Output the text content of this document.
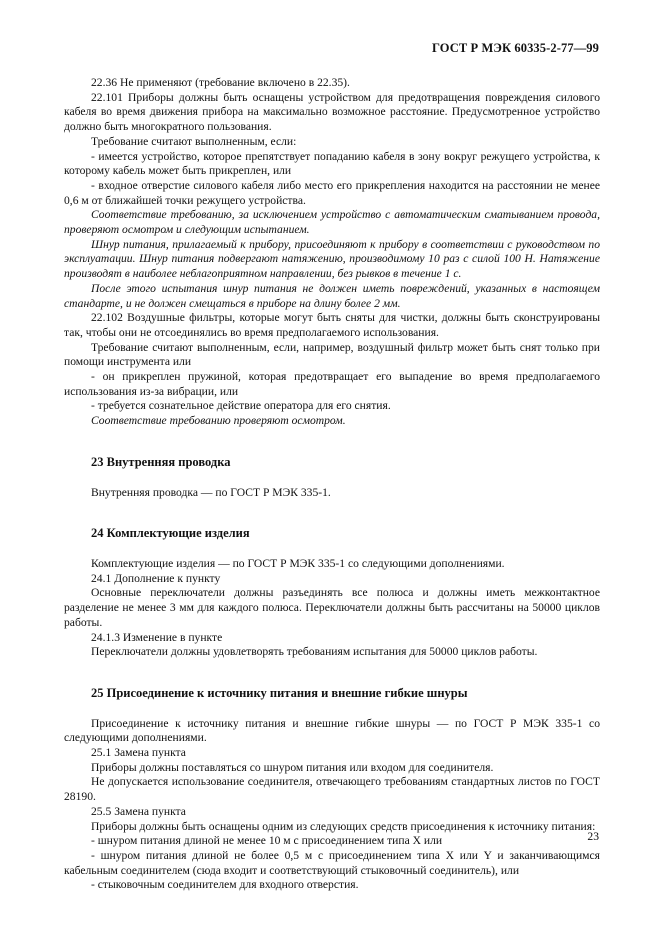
ГОСТ Р МЭК 60335-2-77—99

22.36 Не применяют (требование включено в 22.35).

22.101 Приборы должны быть оснащены устройством для предотвращения повреждения силового кабеля во время движения прибора на максимально возможное расстояние. Предусмотренное устройство должно быть многократного пользования.

Требование считают выполненным, если:

- имеется устройство, которое препятствует попаданию кабеля в зону вокруг режущего устройства, к которому кабель может быть прикреплен, или

- входное отверстие силового кабеля либо место его прикрепления находится на расстоянии не менее 0,6 м от ближайшей точки режущего устройства.

Соответствие требованию, за исключением устройство с автоматическим сматыванием провода, проверяют осмотром и следующим испытанием.

Шнур питания, прилагаемый к прибору, присоединяют к прибору в соответствии с руководством по эксплуатации. Шнур питания подвергают натяжению, производимому 10 раз с силой 100 Н. Натяжение производят в наиболее неблагоприятном направлении, без рывков в течение 1 с.

После этого испытания шнур питания не должен иметь повреждений, указанных в настоящем стандарте, и не должен смещаться в приборе на длину более 2 мм.

22.102 Воздушные фильтры, которые могут быть сняты для чистки, должны быть сконструированы так, чтобы они не отсоединялись во время предполагаемого использования.

Требование считают выполненным, если, например, воздушный фильтр может быть снят только при помощи инструмента или

- он прикреплен пружиной, которая предотвращает его выпадение во время предполагаемого использования из-за вибрации, или

- требуется сознательное действие оператора для его снятия.

Соответствие требованию проверяют осмотром.

23 Внутренняя проводка

Внутренняя проводка — по ГОСТ Р МЭК 335-1.

24 Комплектующие изделия

Комплектующие изделия — по ГОСТ Р МЭК 335-1 со следующими дополнениями.

24.1 Дополнение к пункту

Основные переключатели должны разъединять все полюса и должны иметь межконтактное разделение не менее 3 мм для каждого полюса. Переключатели должны быть рассчитаны на 50000 циклов работы.

24.1.3 Изменение в пункте

Переключатели должны удовлетворять требованиям испытания для 50000 циклов работы.

25 Присоединение к источнику питания и внешние гибкие шнуры

Присоединение к источнику питания и внешние гибкие шнуры — по ГОСТ Р МЭК 335-1 со следующими дополнениями.

25.1 Замена пункта

Приборы должны поставляться со шнуром питания или входом для соединителя.

Не допускается использование соединителя, отвечающего требованиям стандартных листов по ГОСТ 28190.

25.5 Замена пункта

Приборы должны быть оснащены одним из следующих средств присоединения к источнику питания:

- шнуром питания длиной не менее 10 м с присоединением типа X или

- шнуром питания длиной не более 0,5 м с присоединением типа X или Y и заканчивающимся кабельным соединителем (сюда входит и соответствующий стыковочный соединитель), или

- стыковочным соединителем для входного отверстия.

23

□ □ □ □

- INSTRUCTIONS TO FOLLOW
Strip out the images, then output the records above word for word.

- EXERCISE RESULT
Output the text content of this document.
ГОСТ Р МЭК 60335-2-77—99

22.36 Не применяют (требование включено в 22.35).

22.101 Приборы должны быть оснащены устройством для предотвращения повреждения силового кабеля во время движения прибора на максимально возможное расстояние. Предусмотренное устройство должно быть многократного пользования.

Требование считают выполненным, если:

- имеется устройство, которое препятствует попаданию кабеля в зону вокруг режущего устройства, к которому кабель может быть прикреплен, или

- входное отверстие силового кабеля либо место его прикрепления находится на расстоянии не менее 0,6 м от ближайшей точки режущего устройства.

Соответствие требованию, за исключением устройство с автоматическим сматыванием провода, проверяют осмотром и следующим испытанием.

Шнур питания, прилагаемый к прибору, присоединяют к прибору в соответствии с руководством по эксплуатации. Шнур питания подвергают натяжению, производимому 10 раз с силой 100 Н. Натяжение производят в наиболее неблагоприятном направлении, без рывков в течение 1 с.

После этого испытания шнур питания не должен иметь повреждений, указанных в настоящем стандарте, и не должен смещаться в приборе на длину более 2 мм.

22.102 Воздушные фильтры, которые могут быть сняты для чистки, должны быть сконструированы так, чтобы они не отсоединялись во время предполагаемого использования.

Требование считают выполненным, если, например, воздушный фильтр может быть снят только при помощи инструмента или

- он прикреплен пружиной, которая предотвращает его выпадение во время предполагаемого использования из-за вибрации, или

- требуется сознательное действие оператора для его снятия.

Соответствие требованию проверяют осмотром.

23 Внутренняя проводка

Внутренняя проводка — по ГОСТ Р МЭК 335-1.

24 Комплектующие изделия

Комплектующие изделия — по ГОСТ Р МЭК 335-1 со следующими дополнениями.

24.1 Дополнение к пункту

Основные переключатели должны разъединять все полюса и должны иметь межконтактное разделение не менее 3 мм для каждого полюса. Переключатели должны быть рассчитаны на 50000 циклов работы.

24.1.3 Изменение в пункте

Переключатели должны удовлетворять требованиям испытания для 50000 циклов работы.

25 Присоединение к источнику питания и внешние гибкие шнуры

Присоединение к источнику питания и внешние гибкие шнуры — по ГОСТ Р МЭК 335-1 со следующими дополнениями.

25.1 Замена пункта

Приборы должны поставляться со шнуром питания или входом для соединителя.

Не допускается использование соединителя, отвечающего требованиям стандартных листов по ГОСТ 28190.

25.5 Замена пункта

Приборы должны быть оснащены одним из следующих средств присоединения к источнику питания:

- шнуром питания длиной не менее 10 м с присоединением типа X или

- шнуром питания длиной не более 0,5 м с присоединением типа X или Y и заканчивающимся кабельным соединителем (сюда входит и соответствующий стыковочный соединитель), или

- стыковочным соединителем для входного отверстия.

23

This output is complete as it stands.